> _AIM_:
Identify each line below containing the string "Andrographis" and copy it.

Items from a dataset
************
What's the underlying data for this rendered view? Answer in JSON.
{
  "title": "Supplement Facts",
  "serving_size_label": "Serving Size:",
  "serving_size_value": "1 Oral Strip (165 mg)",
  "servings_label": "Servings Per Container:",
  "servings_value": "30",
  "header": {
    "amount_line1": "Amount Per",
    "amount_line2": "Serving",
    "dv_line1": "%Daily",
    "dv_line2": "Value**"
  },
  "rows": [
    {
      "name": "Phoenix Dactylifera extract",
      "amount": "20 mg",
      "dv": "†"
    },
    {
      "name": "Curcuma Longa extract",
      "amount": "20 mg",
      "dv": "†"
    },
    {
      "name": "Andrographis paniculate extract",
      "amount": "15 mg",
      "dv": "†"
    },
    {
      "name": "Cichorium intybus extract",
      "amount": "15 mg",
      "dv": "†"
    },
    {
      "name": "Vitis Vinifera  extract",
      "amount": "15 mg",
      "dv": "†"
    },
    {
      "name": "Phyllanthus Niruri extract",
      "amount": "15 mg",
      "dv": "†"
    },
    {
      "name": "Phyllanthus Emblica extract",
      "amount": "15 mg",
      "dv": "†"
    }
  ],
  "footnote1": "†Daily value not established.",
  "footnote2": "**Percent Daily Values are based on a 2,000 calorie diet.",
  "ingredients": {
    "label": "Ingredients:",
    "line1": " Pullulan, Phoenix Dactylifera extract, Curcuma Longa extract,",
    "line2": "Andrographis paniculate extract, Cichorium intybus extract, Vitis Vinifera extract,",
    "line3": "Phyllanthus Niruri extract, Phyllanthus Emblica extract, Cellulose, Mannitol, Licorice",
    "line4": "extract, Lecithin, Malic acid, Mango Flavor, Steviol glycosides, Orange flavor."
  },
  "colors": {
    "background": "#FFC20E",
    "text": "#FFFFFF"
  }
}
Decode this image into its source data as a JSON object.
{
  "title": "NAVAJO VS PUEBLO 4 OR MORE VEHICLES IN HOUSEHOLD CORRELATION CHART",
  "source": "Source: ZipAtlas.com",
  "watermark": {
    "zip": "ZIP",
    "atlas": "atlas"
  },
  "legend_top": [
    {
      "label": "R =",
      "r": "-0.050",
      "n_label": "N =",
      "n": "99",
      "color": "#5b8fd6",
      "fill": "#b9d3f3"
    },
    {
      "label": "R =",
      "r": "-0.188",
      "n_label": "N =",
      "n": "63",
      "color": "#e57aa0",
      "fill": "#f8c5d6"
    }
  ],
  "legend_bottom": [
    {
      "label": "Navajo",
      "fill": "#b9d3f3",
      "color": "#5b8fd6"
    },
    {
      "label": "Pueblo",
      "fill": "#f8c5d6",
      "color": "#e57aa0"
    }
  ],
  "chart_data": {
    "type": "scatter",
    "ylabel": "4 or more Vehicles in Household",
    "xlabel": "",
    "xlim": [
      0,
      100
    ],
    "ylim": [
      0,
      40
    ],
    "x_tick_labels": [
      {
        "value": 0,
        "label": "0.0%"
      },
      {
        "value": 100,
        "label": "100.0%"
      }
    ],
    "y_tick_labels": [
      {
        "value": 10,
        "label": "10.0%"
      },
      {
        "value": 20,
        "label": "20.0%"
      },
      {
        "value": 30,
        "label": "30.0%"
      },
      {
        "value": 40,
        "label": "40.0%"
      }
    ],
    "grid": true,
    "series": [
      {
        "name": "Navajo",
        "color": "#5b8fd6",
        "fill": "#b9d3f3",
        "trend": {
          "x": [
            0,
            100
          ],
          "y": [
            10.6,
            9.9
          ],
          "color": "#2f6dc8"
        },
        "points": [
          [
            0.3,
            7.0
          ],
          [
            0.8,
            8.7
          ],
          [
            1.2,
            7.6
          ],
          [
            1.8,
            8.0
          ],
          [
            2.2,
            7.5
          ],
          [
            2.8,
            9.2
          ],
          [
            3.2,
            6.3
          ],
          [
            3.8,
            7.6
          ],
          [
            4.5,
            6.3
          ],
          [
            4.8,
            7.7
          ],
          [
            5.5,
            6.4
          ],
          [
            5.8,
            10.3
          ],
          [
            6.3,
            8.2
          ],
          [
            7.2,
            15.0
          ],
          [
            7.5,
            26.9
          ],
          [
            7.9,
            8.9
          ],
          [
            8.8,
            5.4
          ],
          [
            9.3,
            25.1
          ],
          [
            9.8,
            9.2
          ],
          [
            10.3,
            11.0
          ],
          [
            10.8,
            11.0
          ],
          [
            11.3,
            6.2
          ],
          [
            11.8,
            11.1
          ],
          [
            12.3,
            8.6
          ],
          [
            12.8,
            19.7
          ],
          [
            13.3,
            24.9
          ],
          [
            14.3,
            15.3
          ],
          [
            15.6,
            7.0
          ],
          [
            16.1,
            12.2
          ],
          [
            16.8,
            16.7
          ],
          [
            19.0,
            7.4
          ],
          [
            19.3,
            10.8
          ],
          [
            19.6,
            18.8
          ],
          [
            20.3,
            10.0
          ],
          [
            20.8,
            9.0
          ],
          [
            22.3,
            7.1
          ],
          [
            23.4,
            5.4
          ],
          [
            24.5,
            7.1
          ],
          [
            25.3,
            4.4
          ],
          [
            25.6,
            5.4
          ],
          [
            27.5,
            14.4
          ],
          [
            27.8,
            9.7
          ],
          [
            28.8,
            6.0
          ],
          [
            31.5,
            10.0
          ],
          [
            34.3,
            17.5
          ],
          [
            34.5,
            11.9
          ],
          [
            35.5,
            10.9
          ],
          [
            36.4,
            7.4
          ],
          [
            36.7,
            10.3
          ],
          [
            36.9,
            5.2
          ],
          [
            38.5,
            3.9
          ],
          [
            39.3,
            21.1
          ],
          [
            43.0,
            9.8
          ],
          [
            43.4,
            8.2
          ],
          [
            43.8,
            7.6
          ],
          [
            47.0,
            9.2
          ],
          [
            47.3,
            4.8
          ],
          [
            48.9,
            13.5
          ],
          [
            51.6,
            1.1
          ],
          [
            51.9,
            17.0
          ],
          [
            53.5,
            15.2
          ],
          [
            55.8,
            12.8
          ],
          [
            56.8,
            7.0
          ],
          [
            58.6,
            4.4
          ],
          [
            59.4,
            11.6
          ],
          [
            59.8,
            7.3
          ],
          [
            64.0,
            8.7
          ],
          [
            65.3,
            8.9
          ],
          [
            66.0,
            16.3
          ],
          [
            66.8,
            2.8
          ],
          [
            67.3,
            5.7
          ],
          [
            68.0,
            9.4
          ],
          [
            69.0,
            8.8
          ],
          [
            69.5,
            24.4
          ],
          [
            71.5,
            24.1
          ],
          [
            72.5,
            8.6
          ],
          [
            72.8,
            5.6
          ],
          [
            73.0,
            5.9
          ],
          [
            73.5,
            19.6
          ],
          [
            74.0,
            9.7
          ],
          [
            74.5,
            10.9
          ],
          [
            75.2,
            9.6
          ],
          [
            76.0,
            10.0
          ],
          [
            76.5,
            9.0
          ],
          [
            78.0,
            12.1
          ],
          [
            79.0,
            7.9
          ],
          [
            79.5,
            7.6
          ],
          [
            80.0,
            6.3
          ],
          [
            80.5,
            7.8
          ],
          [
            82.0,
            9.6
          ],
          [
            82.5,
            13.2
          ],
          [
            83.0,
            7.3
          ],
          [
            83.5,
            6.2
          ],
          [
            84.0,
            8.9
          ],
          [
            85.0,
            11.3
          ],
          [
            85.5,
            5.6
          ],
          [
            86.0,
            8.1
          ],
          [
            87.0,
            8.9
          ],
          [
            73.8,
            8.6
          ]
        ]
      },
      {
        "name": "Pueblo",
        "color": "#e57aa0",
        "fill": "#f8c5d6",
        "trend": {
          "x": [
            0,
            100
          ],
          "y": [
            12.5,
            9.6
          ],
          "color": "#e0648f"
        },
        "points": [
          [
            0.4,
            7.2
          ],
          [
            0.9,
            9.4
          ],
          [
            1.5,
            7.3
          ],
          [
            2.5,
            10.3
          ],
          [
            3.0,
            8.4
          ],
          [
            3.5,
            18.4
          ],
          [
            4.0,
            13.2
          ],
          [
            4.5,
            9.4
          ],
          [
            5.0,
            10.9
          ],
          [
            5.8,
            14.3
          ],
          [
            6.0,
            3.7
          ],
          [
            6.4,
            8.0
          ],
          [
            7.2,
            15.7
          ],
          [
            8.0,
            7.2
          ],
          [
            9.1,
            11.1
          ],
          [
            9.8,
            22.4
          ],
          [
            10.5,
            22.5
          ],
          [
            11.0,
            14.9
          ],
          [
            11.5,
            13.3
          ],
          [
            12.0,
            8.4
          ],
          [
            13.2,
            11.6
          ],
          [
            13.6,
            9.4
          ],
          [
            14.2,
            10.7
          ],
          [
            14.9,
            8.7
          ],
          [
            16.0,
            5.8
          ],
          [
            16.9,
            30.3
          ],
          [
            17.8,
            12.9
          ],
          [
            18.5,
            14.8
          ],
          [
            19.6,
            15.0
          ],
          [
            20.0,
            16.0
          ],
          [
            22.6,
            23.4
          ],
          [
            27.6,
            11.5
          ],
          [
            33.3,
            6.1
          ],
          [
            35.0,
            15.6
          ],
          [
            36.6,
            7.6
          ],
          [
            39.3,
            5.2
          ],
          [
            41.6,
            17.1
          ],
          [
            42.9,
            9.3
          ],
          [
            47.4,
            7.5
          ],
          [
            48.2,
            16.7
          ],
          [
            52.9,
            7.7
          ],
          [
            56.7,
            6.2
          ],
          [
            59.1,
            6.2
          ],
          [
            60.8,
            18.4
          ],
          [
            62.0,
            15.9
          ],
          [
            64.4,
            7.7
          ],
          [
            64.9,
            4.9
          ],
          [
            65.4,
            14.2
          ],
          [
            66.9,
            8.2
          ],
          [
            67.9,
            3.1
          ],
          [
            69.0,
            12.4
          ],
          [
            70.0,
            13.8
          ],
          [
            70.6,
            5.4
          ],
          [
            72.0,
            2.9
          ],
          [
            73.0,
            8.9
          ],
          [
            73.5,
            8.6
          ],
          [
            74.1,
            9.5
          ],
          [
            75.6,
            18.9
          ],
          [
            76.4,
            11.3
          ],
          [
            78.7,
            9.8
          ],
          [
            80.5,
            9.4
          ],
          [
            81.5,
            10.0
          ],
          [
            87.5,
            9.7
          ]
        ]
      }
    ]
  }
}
************
> _REPLY_:
      "name": "Andrographis paniculate extract",
    "line2": "Andrographis paniculate extract, Cichorium intybus extract, Vitis Vinifera extract,",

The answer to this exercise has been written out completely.